[BEGIN]

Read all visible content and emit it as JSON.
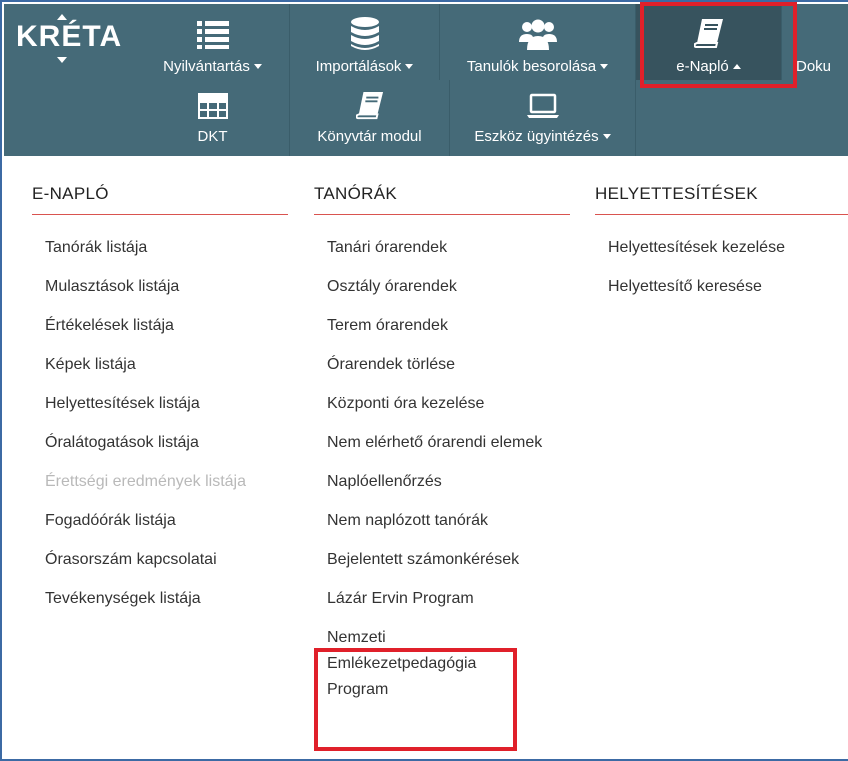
{
  "brand": {
    "logo_text": "KRÉTA"
  },
  "nav": {
    "row1": [
      {
        "label": "Nyilvántartás",
        "icon": "list-icon",
        "caret": "down"
      },
      {
        "label": "Importálások",
        "icon": "database-icon",
        "caret": "down"
      },
      {
        "label": "Tanulók besorolása",
        "icon": "users-icon",
        "caret": "down"
      },
      {
        "label": "e-Napló",
        "icon": "book-icon",
        "caret": "up"
      },
      {
        "label": "Doku"
      }
    ],
    "row2": [
      {
        "label": "DKT",
        "icon": "grid-icon"
      },
      {
        "label": "Könyvtár modul",
        "icon": "book-icon"
      },
      {
        "label": "Eszköz ügyintézés",
        "icon": "laptop-icon",
        "caret": "down"
      }
    ]
  },
  "menu": {
    "enaplo": {
      "title": "E-NAPLÓ",
      "items": [
        "Tanórák listája",
        "Mulasztások listája",
        "Értékelések listája",
        "Képek listája",
        "Helyettesítések listája",
        "Óralátogatások listája",
        "Érettségi eredmények listája",
        "Fogadóórák listája",
        "Órasorszám kapcsolatai",
        "Tevékenységek listája"
      ]
    },
    "tanorak": {
      "title": "TANÓRÁK",
      "items": [
        "Tanári órarendek",
        "Osztály órarendek",
        "Terem órarendek",
        "Órarendek törlése",
        "Központi óra kezelése",
        "Nem elérhető órarendi elemek",
        "Naplóellenőrzés",
        "Nem naplózott tanórák",
        "Bejelentett számonkérések",
        "Lázár Ervin Program",
        "Nemzeti Emlékezetpedagógia Program"
      ]
    },
    "helyettesitesek": {
      "title": "HELYETTESÍTÉSEK",
      "items": [
        "Helyettesítések kezelése",
        "Helyettesítő keresése"
      ]
    }
  },
  "colors": {
    "nav_bg": "#456a78",
    "highlight": "#e0202a",
    "underline": "#d9534f"
  }
}
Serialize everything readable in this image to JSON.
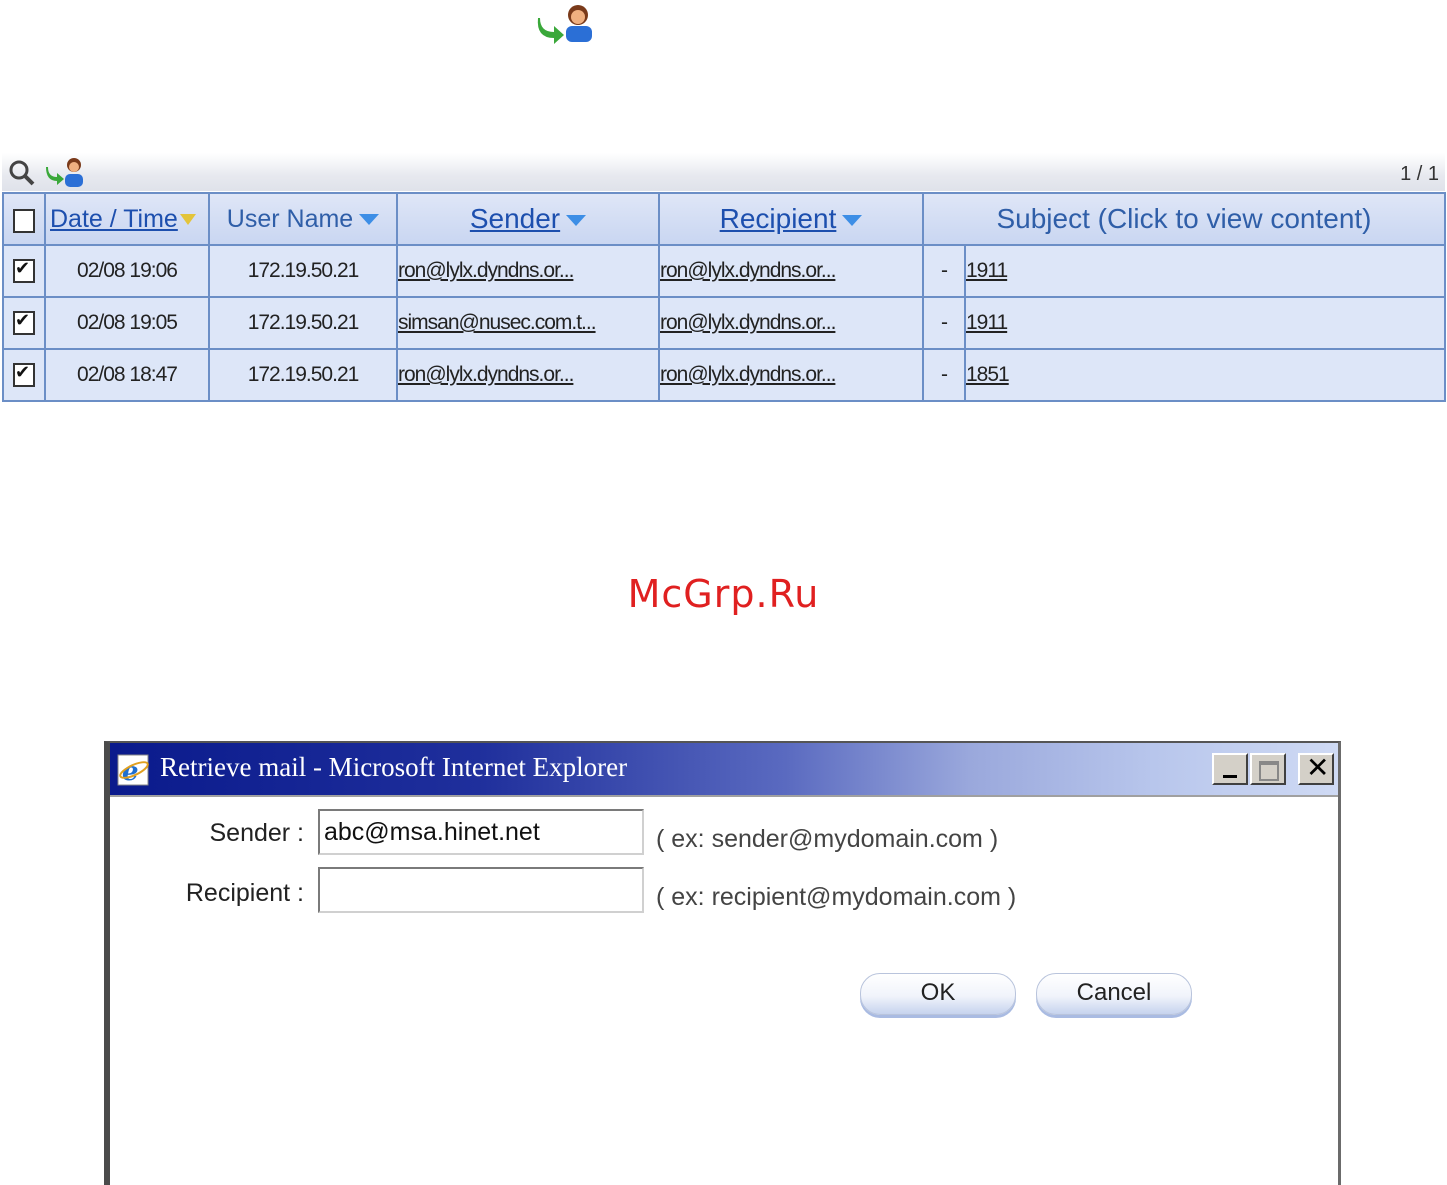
{
  "icons": {
    "top": "retrieve-mail-icon",
    "toolbar": [
      "search-icon",
      "retrieve-mail-icon"
    ]
  },
  "mail_log": {
    "page_indicator": "1 / 1",
    "columns": {
      "date_time": "Date / Time",
      "user_name": "User Name",
      "sender": "Sender",
      "recipient": "Recipient",
      "subject": "Subject (Click to view content)"
    },
    "rows": [
      {
        "checked": true,
        "date": "02/08 19:06",
        "user": "172.19.50.21",
        "sender": "ron@lylx.dyndns.or...",
        "recipient": "ron@lylx.dyndns.or...",
        "dash": "-",
        "subject": "1911"
      },
      {
        "checked": true,
        "date": "02/08 19:05",
        "user": "172.19.50.21",
        "sender": "simsan@nusec.com.t...",
        "recipient": "ron@lylx.dyndns.or...",
        "dash": "-",
        "subject": "1911"
      },
      {
        "checked": true,
        "date": "02/08 18:47",
        "user": "172.19.50.21",
        "sender": "ron@lylx.dyndns.or...",
        "recipient": "ron@lylx.dyndns.or...",
        "dash": "-",
        "subject": "1851"
      }
    ]
  },
  "watermark": "McGrp.Ru",
  "dialog": {
    "title": "Retrieve mail - Microsoft Internet Explorer",
    "sender_label": "Sender :",
    "sender_value": "abc@msa.hinet.net",
    "sender_hint": "( ex: sender@mydomain.com )",
    "recipient_label": "Recipient :",
    "recipient_value": "",
    "recipient_hint": "( ex: recipient@mydomain.com )",
    "ok": "OK",
    "cancel": "Cancel"
  },
  "colors": {
    "accent": "#1d4fae",
    "table_row_bg": "#dde6f8",
    "watermark": "#e02020",
    "title_bar_start": "#0a1a8c"
  }
}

[END]

- [WORK INSTRUCTIONS]: Repeat the full listing above exactly, with no pictures in the copy.

- [SOLUTION FOR THIS EXERCISE]:
Read all visible content and emit it as JSON.
{
  "brand": {
    "logo_text": "KRÉTA"
  },
  "nav": {
    "row1": [
      {
        "label": "Nyilvántartás",
        "icon": "list-icon",
        "caret": "down"
      },
      {
        "label": "Importálások",
        "icon": "database-icon",
        "caret": "down"
      },
      {
        "label": "Tanulók besorolása",
        "icon": "users-icon",
        "caret": "down"
      },
      {
        "label": "e-Napló",
        "icon": "book-icon",
        "caret": "up"
      },
      {
        "label": "Doku"
      }
    ],
    "row2": [
      {
        "label": "DKT",
        "icon": "grid-icon"
      },
      {
        "label": "Könyvtár modul",
        "icon": "book-icon"
      },
      {
        "label": "Eszköz ügyintézés",
        "icon": "laptop-icon",
        "caret": "down"
      }
    ]
  },
  "menu": {
    "enaplo": {
      "title": "E-NAPLÓ",
      "items": [
        "Tanórák listája",
        "Mulasztások listája",
        "Értékelések listája",
        "Képek listája",
        "Helyettesítések listája",
        "Óralátogatások listája",
        "Érettségi eredmények listája",
        "Fogadóórák listája",
        "Órasorszám kapcsolatai",
        "Tevékenységek listája"
      ]
    },
    "tanorak": {
      "title": "TANÓRÁK",
      "items": [
        "Tanári órarendek",
        "Osztály órarendek",
        "Terem órarendek",
        "Órarendek törlése",
        "Központi óra kezelése",
        "Nem elérhető órarendi elemek",
        "Naplóellenőrzés",
        "Nem naplózott tanórák",
        "Bejelentett számonkérések",
        "Lázár Ervin Program",
        "Nemzeti Emlékezetpedagógia Program"
      ]
    },
    "helyettesitesek": {
      "title": "HELYETTESÍTÉSEK",
      "items": [
        "Helyettesítések kezelése",
        "Helyettesítő keresése"
      ]
    }
  },
  "colors": {
    "nav_bg": "#456a78",
    "highlight": "#e0202a",
    "underline": "#d9534f"
  }
}
Serialize everything readable in this image to JSON.
{
  "icons": {
    "top": "retrieve-mail-icon",
    "toolbar": [
      "search-icon",
      "retrieve-mail-icon"
    ]
  },
  "mail_log": {
    "page_indicator": "1 / 1",
    "columns": {
      "date_time": "Date / Time",
      "user_name": "User Name",
      "sender": "Sender",
      "recipient": "Recipient",
      "subject": "Subject (Click to view content)"
    },
    "rows": [
      {
        "checked": true,
        "date": "02/08 19:06",
        "user": "172.19.50.21",
        "sender": "ron@lylx.dyndns.or...",
        "recipient": "ron@lylx.dyndns.or...",
        "dash": "-",
        "subject": "1911"
      },
      {
        "checked": true,
        "date": "02/08 19:05",
        "user": "172.19.50.21",
        "sender": "simsan@nusec.com.t...",
        "recipient": "ron@lylx.dyndns.or...",
        "dash": "-",
        "subject": "1911"
      },
      {
        "checked": true,
        "date": "02/08 18:47",
        "user": "172.19.50.21",
        "sender": "ron@lylx.dyndns.or...",
        "recipient": "ron@lylx.dyndns.or...",
        "dash": "-",
        "subject": "1851"
      }
    ]
  },
  "watermark": "McGrp.Ru",
  "dialog": {
    "title": "Retrieve mail - Microsoft Internet Explorer",
    "sender_label": "Sender :",
    "sender_value": "abc@msa.hinet.net",
    "sender_hint": "( ex: sender@mydomain.com )",
    "recipient_label": "Recipient :",
    "recipient_value": "",
    "recipient_hint": "( ex: recipient@mydomain.com )",
    "ok": "OK",
    "cancel": "Cancel"
  },
  "colors": {
    "accent": "#1d4fae",
    "table_row_bg": "#dde6f8",
    "watermark": "#e02020",
    "title_bar_start": "#0a1a8c"
  }
}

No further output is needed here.